■ **DATA ENTRIES**

· · · · ·

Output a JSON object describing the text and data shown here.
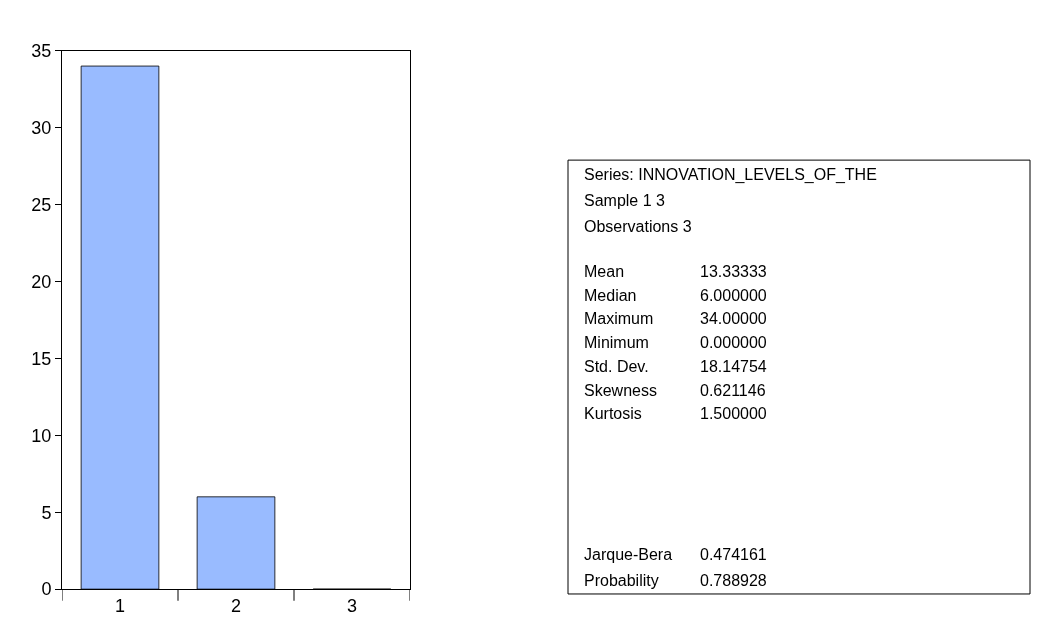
{
  "chart_data": [
    {
      "type": "bar",
      "categories": [
        "1",
        "2",
        "3"
      ],
      "values": [
        34,
        6,
        0
      ],
      "color": "#99bbff",
      "ylim": [
        0,
        35
      ],
      "yticks": [
        0,
        5,
        10,
        15,
        20,
        25,
        30,
        35
      ]
    },
    {
      "type": "other",
      "annotations": [
        "Series: INNOVATION_LEVELS_OF_THE",
        "Sample 1 3",
        "Observations 3",
        "Mean",
        "13.33333",
        "Median",
        "6.000000",
        "Maximum",
        "34.00000",
        "Minimum",
        "0.000000",
        "Std. Dev.",
        "18.14754",
        "Skewness",
        "0.621146",
        "Kurtosis",
        "1.500000",
        "Jarque-Bera",
        "0.474161",
        "Probability",
        "0.788928"
      ]
    }
  ]
}
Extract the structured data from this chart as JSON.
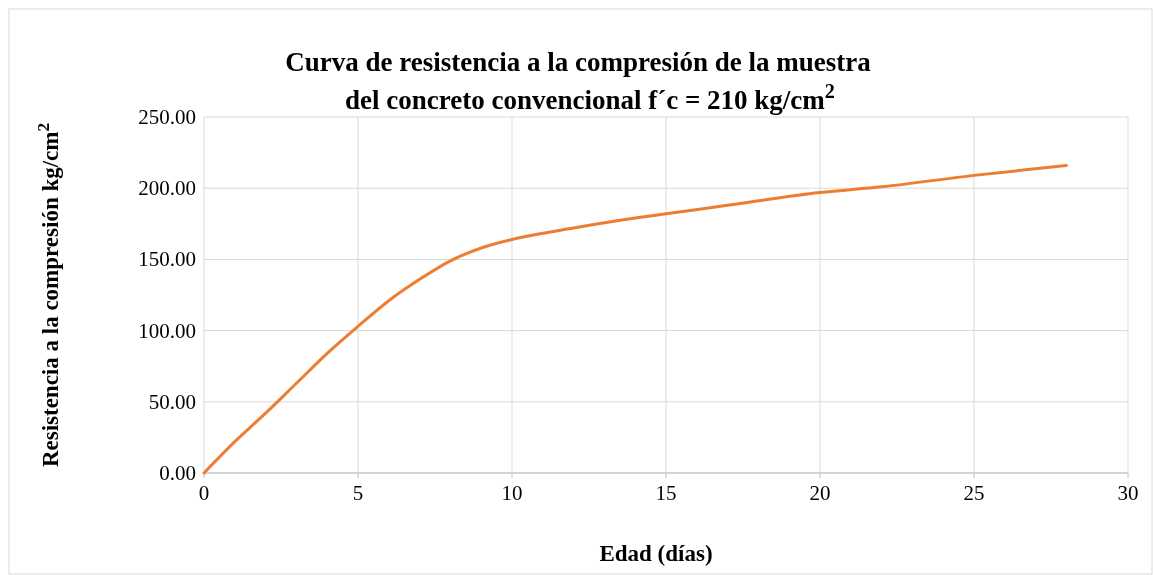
{
  "chart_data": {
    "type": "line",
    "title": "Curva de resistencia a la compresión de la muestra del concreto convencional f´c = 210 kg/cm$^{2}$",
    "xlabel": "Edad (días)",
    "ylabel": "Resistencia a la compresión kg/cm$^{2}$",
    "x": [
      0,
      1,
      2,
      3,
      4,
      5,
      6,
      7,
      8,
      9,
      10,
      12,
      14,
      15,
      17,
      20,
      22,
      25,
      28
    ],
    "series": [
      {
        "color": "#ed7d31",
        "values": [
          0,
          22,
          42,
          63,
          84,
          103,
          121,
          136,
          149,
          158,
          164,
          172,
          179,
          182,
          188,
          197,
          201,
          209,
          216
        ]
      }
    ],
    "xlim": [
      0,
      30
    ],
    "xticks": [
      0,
      5,
      10,
      15,
      20,
      25,
      30
    ],
    "ylim": [
      0,
      250
    ],
    "yticks": [
      {
        "value": 0,
        "label": "0.00"
      },
      {
        "value": 50,
        "label": "50.00"
      },
      {
        "value": 100,
        "label": "100.00"
      },
      {
        "value": 150,
        "label": "150.00"
      },
      {
        "value": 200,
        "label": "200.00"
      },
      {
        "value": 250,
        "label": "250.00"
      }
    ],
    "grid": true
  }
}
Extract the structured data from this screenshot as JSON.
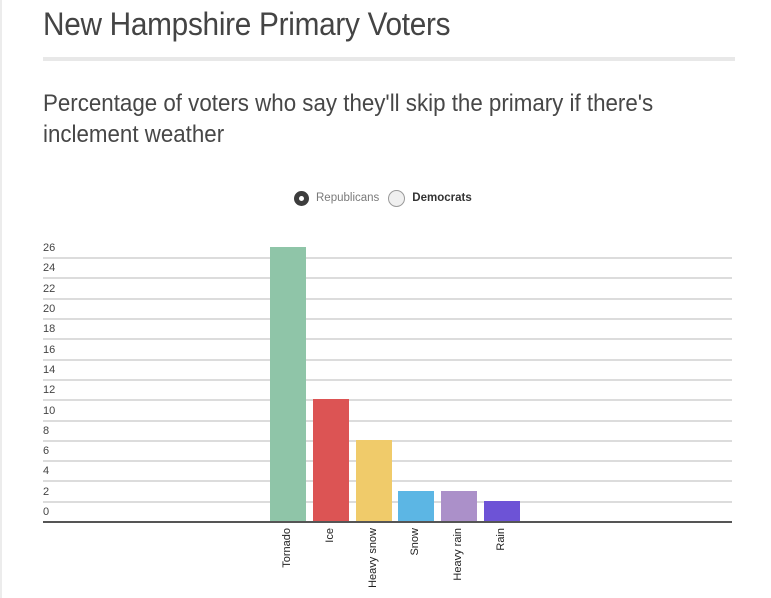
{
  "header": {
    "title": "New Hampshire Primary Voters",
    "subtitle": "Percentage of voters who say they'll skip the primary if there's inclement weather"
  },
  "legend": {
    "items": [
      {
        "label": "Republicans",
        "selected": true
      },
      {
        "label": "Democrats",
        "selected": false
      }
    ]
  },
  "chart_data": {
    "type": "bar",
    "title": "Percentage of voters who say they'll skip the primary if there's inclement weather",
    "xlabel": "",
    "ylabel": "",
    "categories": [
      "Tornado",
      "Ice",
      "Heavy snow",
      "Snow",
      "Heavy rain",
      "Rain"
    ],
    "values": [
      27,
      12,
      8,
      3,
      3,
      2
    ],
    "colors": [
      "#8fc5a8",
      "#dc5454",
      "#f0cb6a",
      "#5cb6e4",
      "#ab90c9",
      "#6d53d6"
    ],
    "series_name": "Republicans",
    "ylim": [
      0,
      26
    ],
    "yticks": [
      0,
      2,
      4,
      6,
      8,
      10,
      12,
      14,
      16,
      18,
      20,
      22,
      24,
      26
    ],
    "grid": true,
    "legend_position": "top"
  }
}
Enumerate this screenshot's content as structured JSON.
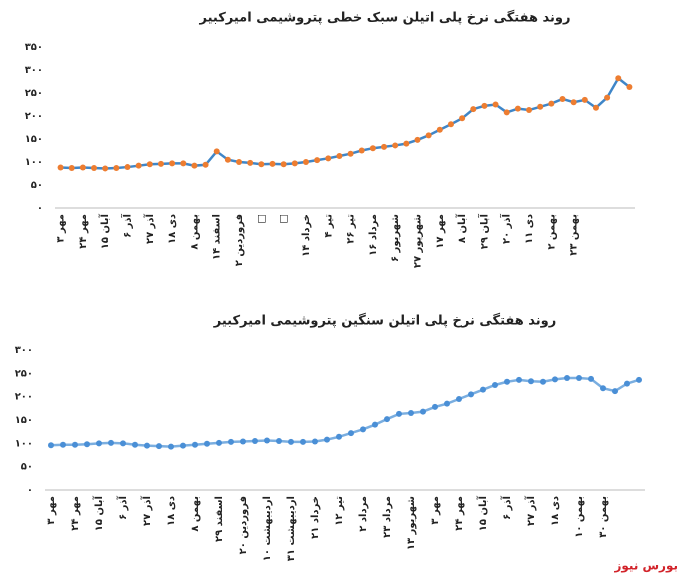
{
  "chart_data": [
    {
      "type": "line",
      "title": "روند هفتگی نرخ پلی اتیلن سبک خطی پتروشیمی امیرکبیر",
      "categories": [
        "۳ مهر",
        null,
        "۲۴ مهر",
        null,
        "۱۵ آبان",
        null,
        "۶ آذر",
        null,
        "۲۷ آذر",
        null,
        "۱۸ دی",
        null,
        "۸ بهمن",
        null,
        "۱۴ اسفند",
        null,
        "۲ فروردین",
        null,
        "□",
        null,
        "□",
        null,
        "۱۴ خرداد",
        null,
        "۴ تیر",
        null,
        "۲۶ تیر",
        null,
        "۱۶ مرداد",
        null,
        "۶ شهریور",
        null,
        "۲۷ شهریور",
        null,
        "۱۷ مهر",
        null,
        "۸ آبان",
        null,
        "۲۹ آبان",
        null,
        "۲۰ آذر",
        null,
        "۱۱ دی",
        null,
        "۲ بهمن",
        null,
        "۲۳ بهمن",
        null,
        null,
        null,
        null,
        null
      ],
      "values": [
        88,
        87,
        88,
        87,
        86,
        87,
        89,
        92,
        95,
        96,
        97,
        97,
        92,
        94,
        123,
        105,
        100,
        98,
        95,
        96,
        95,
        97,
        100,
        104,
        108,
        113,
        118,
        125,
        130,
        133,
        136,
        140,
        148,
        158,
        170,
        182,
        195,
        215,
        222,
        225,
        208,
        216,
        213,
        220,
        227,
        237,
        230,
        235,
        218,
        240,
        282,
        263
      ],
      "color": "#3f86c8",
      "marker_color": "#ed7d31",
      "ylim": [
        0,
        350
      ],
      "yticks": [
        {
          "value": 0,
          "label": "۰"
        },
        {
          "value": 50,
          "label": "۵۰"
        },
        {
          "value": 100,
          "label": "۱۰۰"
        },
        {
          "value": 150,
          "label": "۱۵۰"
        },
        {
          "value": 200,
          "label": "۲۰۰"
        },
        {
          "value": 250,
          "label": "۲۵۰"
        },
        {
          "value": 300,
          "label": "۳۰۰"
        },
        {
          "value": 350,
          "label": "۳۵۰"
        }
      ]
    },
    {
      "type": "line",
      "title": "روند هفتگی نرخ پلی اتیلن سنگین پتروشیمی امیرکبیر",
      "categories": [
        "۳ مهر",
        null,
        "۲۴ مهر",
        null,
        "۱۵ آبان",
        null,
        "۶ آذر",
        null,
        "۲۷ آذر",
        null,
        "۱۸ دی",
        null,
        "۸ بهمن",
        null,
        "۲۹ اسفند",
        null,
        "۲۰ فروردین",
        null,
        "۱۰ اردیبهشت",
        null,
        "۳۱ اردیبهشت",
        null,
        "۲۱ خرداد",
        null,
        "۱۲ تیر",
        null,
        "۲ مرداد",
        null,
        "۲۳ مرداد",
        null,
        "۱۳ شهریور",
        null,
        "۳ مهر",
        null,
        "۲۴ مهر",
        null,
        "۱۵ آبان",
        null,
        "۶ آذر",
        null,
        "۲۷ آذر",
        null,
        "۱۸ دی",
        null,
        "۱۰ بهمن",
        null,
        "۳۰ بهمن",
        null,
        null,
        null
      ],
      "values": [
        96,
        97,
        97,
        98,
        100,
        101,
        100,
        97,
        95,
        94,
        93,
        95,
        97,
        99,
        101,
        103,
        104,
        105,
        106,
        105,
        103,
        103,
        104,
        108,
        114,
        122,
        130,
        140,
        152,
        163,
        165,
        168,
        178,
        185,
        195,
        205,
        215,
        225,
        232,
        236,
        233,
        232,
        237,
        240,
        240,
        238,
        218,
        212,
        228,
        236
      ],
      "color": "#7aaee0",
      "marker_color": "#4a8fd6",
      "ylim": [
        0,
        300
      ],
      "yticks": [
        {
          "value": 0,
          "label": "۰"
        },
        {
          "value": 50,
          "label": "۵۰"
        },
        {
          "value": 100,
          "label": "۱۰۰"
        },
        {
          "value": 150,
          "label": "۱۵۰"
        },
        {
          "value": 200,
          "label": "۲۰۰"
        },
        {
          "value": 250,
          "label": "۲۵۰"
        },
        {
          "value": 300,
          "label": "۳۰۰"
        }
      ]
    }
  ],
  "footer": "بورس نیوز"
}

· · · · ·

■ **DIRECTIONS FOR THIS TASK**
Exclude all images and restate the records above word for word.

■ **EXERCISE RESULT**
Output a JSON object describing the text and data shown here.
{
  "chart_data": [
    {
      "type": "bar",
      "categories": [
        "1",
        "2",
        "3"
      ],
      "values": [
        34,
        6,
        0
      ],
      "color": "#99bbff",
      "ylim": [
        0,
        35
      ],
      "yticks": [
        0,
        5,
        10,
        15,
        20,
        25,
        30,
        35
      ]
    },
    {
      "type": "other",
      "annotations": [
        "Series: INNOVATION_LEVELS_OF_THE",
        "Sample 1 3",
        "Observations 3",
        "Mean",
        "13.33333",
        "Median",
        "6.000000",
        "Maximum",
        "34.00000",
        "Minimum",
        "0.000000",
        "Std. Dev.",
        "18.14754",
        "Skewness",
        "0.621146",
        "Kurtosis",
        "1.500000",
        "Jarque-Bera",
        "0.474161",
        "Probability",
        "0.788928"
      ]
    }
  ]
}
Extract the structured data from this chart as JSON.
{
  "chart_data": {
    "type": "line",
    "title": "Curva de resistencia a la compresión de la muestra del concreto convencional f´c = 210 kg/cm$^{2}$",
    "xlabel": "Edad (días)",
    "ylabel": "Resistencia a la compresión kg/cm$^{2}$",
    "x": [
      0,
      1,
      2,
      3,
      4,
      5,
      6,
      7,
      8,
      9,
      10,
      12,
      14,
      15,
      17,
      20,
      22,
      25,
      28
    ],
    "series": [
      {
        "color": "#ed7d31",
        "values": [
          0,
          22,
          42,
          63,
          84,
          103,
          121,
          136,
          149,
          158,
          164,
          172,
          179,
          182,
          188,
          197,
          201,
          209,
          216
        ]
      }
    ],
    "xlim": [
      0,
      30
    ],
    "xticks": [
      0,
      5,
      10,
      15,
      20,
      25,
      30
    ],
    "ylim": [
      0,
      250
    ],
    "yticks": [
      {
        "value": 0,
        "label": "0.00"
      },
      {
        "value": 50,
        "label": "50.00"
      },
      {
        "value": 100,
        "label": "100.00"
      },
      {
        "value": 150,
        "label": "150.00"
      },
      {
        "value": 200,
        "label": "200.00"
      },
      {
        "value": 250,
        "label": "250.00"
      }
    ],
    "grid": true
  }
}
Extract the structured data from this screenshot as JSON.
{
  "header": {
    "title": "New Hampshire Primary Voters",
    "subtitle": "Percentage of voters who say they'll skip the primary if there's inclement weather"
  },
  "legend": {
    "items": [
      {
        "label": "Republicans",
        "selected": true
      },
      {
        "label": "Democrats",
        "selected": false
      }
    ]
  },
  "chart_data": {
    "type": "bar",
    "title": "Percentage of voters who say they'll skip the primary if there's inclement weather",
    "xlabel": "",
    "ylabel": "",
    "categories": [
      "Tornado",
      "Ice",
      "Heavy snow",
      "Snow",
      "Heavy rain",
      "Rain"
    ],
    "values": [
      27,
      12,
      8,
      3,
      3,
      2
    ],
    "colors": [
      "#8fc5a8",
      "#dc5454",
      "#f0cb6a",
      "#5cb6e4",
      "#ab90c9",
      "#6d53d6"
    ],
    "series_name": "Republicans",
    "ylim": [
      0,
      26
    ],
    "yticks": [
      0,
      2,
      4,
      6,
      8,
      10,
      12,
      14,
      16,
      18,
      20,
      22,
      24,
      26
    ],
    "grid": true,
    "legend_position": "top"
  }
}
Enumerate this screenshot's content as structured JSON.
{
  "chart_data": [
    {
      "type": "line",
      "title": "روند هفتگی نرخ پلی اتیلن سبک خطی پتروشیمی امیرکبیر",
      "categories": [
        "۳ مهر",
        null,
        "۲۴ مهر",
        null,
        "۱۵ آبان",
        null,
        "۶ آذر",
        null,
        "۲۷ آذر",
        null,
        "۱۸ دی",
        null,
        "۸ بهمن",
        null,
        "۱۴ اسفند",
        null,
        "۲ فروردین",
        null,
        "□",
        null,
        "□",
        null,
        "۱۴ خرداد",
        null,
        "۴ تیر",
        null,
        "۲۶ تیر",
        null,
        "۱۶ مرداد",
        null,
        "۶ شهریور",
        null,
        "۲۷ شهریور",
        null,
        "۱۷ مهر",
        null,
        "۸ آبان",
        null,
        "۲۹ آبان",
        null,
        "۲۰ آذر",
        null,
        "۱۱ دی",
        null,
        "۲ بهمن",
        null,
        "۲۳ بهمن",
        null,
        null,
        null,
        null,
        null
      ],
      "values": [
        88,
        87,
        88,
        87,
        86,
        87,
        89,
        92,
        95,
        96,
        97,
        97,
        92,
        94,
        123,
        105,
        100,
        98,
        95,
        96,
        95,
        97,
        100,
        104,
        108,
        113,
        118,
        125,
        130,
        133,
        136,
        140,
        148,
        158,
        170,
        182,
        195,
        215,
        222,
        225,
        208,
        216,
        213,
        220,
        227,
        237,
        230,
        235,
        218,
        240,
        282,
        263
      ],
      "color": "#3f86c8",
      "marker_color": "#ed7d31",
      "ylim": [
        0,
        350
      ],
      "yticks": [
        {
          "value": 0,
          "label": "۰"
        },
        {
          "value": 50,
          "label": "۵۰"
        },
        {
          "value": 100,
          "label": "۱۰۰"
        },
        {
          "value": 150,
          "label": "۱۵۰"
        },
        {
          "value": 200,
          "label": "۲۰۰"
        },
        {
          "value": 250,
          "label": "۲۵۰"
        },
        {
          "value": 300,
          "label": "۳۰۰"
        },
        {
          "value": 350,
          "label": "۳۵۰"
        }
      ]
    },
    {
      "type": "line",
      "title": "روند هفتگی نرخ پلی اتیلن سنگین پتروشیمی امیرکبیر",
      "categories": [
        "۳ مهر",
        null,
        "۲۴ مهر",
        null,
        "۱۵ آبان",
        null,
        "۶ آذر",
        null,
        "۲۷ آذر",
        null,
        "۱۸ دی",
        null,
        "۸ بهمن",
        null,
        "۲۹ اسفند",
        null,
        "۲۰ فروردین",
        null,
        "۱۰ اردیبهشت",
        null,
        "۳۱ اردیبهشت",
        null,
        "۲۱ خرداد",
        null,
        "۱۲ تیر",
        null,
        "۲ مرداد",
        null,
        "۲۳ مرداد",
        null,
        "۱۳ شهریور",
        null,
        "۳ مهر",
        null,
        "۲۴ مهر",
        null,
        "۱۵ آبان",
        null,
        "۶ آذر",
        null,
        "۲۷ آذر",
        null,
        "۱۸ دی",
        null,
        "۱۰ بهمن",
        null,
        "۳۰ بهمن",
        null,
        null,
        null
      ],
      "values": [
        96,
        97,
        97,
        98,
        100,
        101,
        100,
        97,
        95,
        94,
        93,
        95,
        97,
        99,
        101,
        103,
        104,
        105,
        106,
        105,
        103,
        103,
        104,
        108,
        114,
        122,
        130,
        140,
        152,
        163,
        165,
        168,
        178,
        185,
        195,
        205,
        215,
        225,
        232,
        236,
        233,
        232,
        237,
        240,
        240,
        238,
        218,
        212,
        228,
        236
      ],
      "color": "#7aaee0",
      "marker_color": "#4a8fd6",
      "ylim": [
        0,
        300
      ],
      "yticks": [
        {
          "value": 0,
          "label": "۰"
        },
        {
          "value": 50,
          "label": "۵۰"
        },
        {
          "value": 100,
          "label": "۱۰۰"
        },
        {
          "value": 150,
          "label": "۱۵۰"
        },
        {
          "value": 200,
          "label": "۲۰۰"
        },
        {
          "value": 250,
          "label": "۲۵۰"
        },
        {
          "value": 300,
          "label": "۳۰۰"
        }
      ]
    }
  ],
  "footer": "بورس نیوز"
}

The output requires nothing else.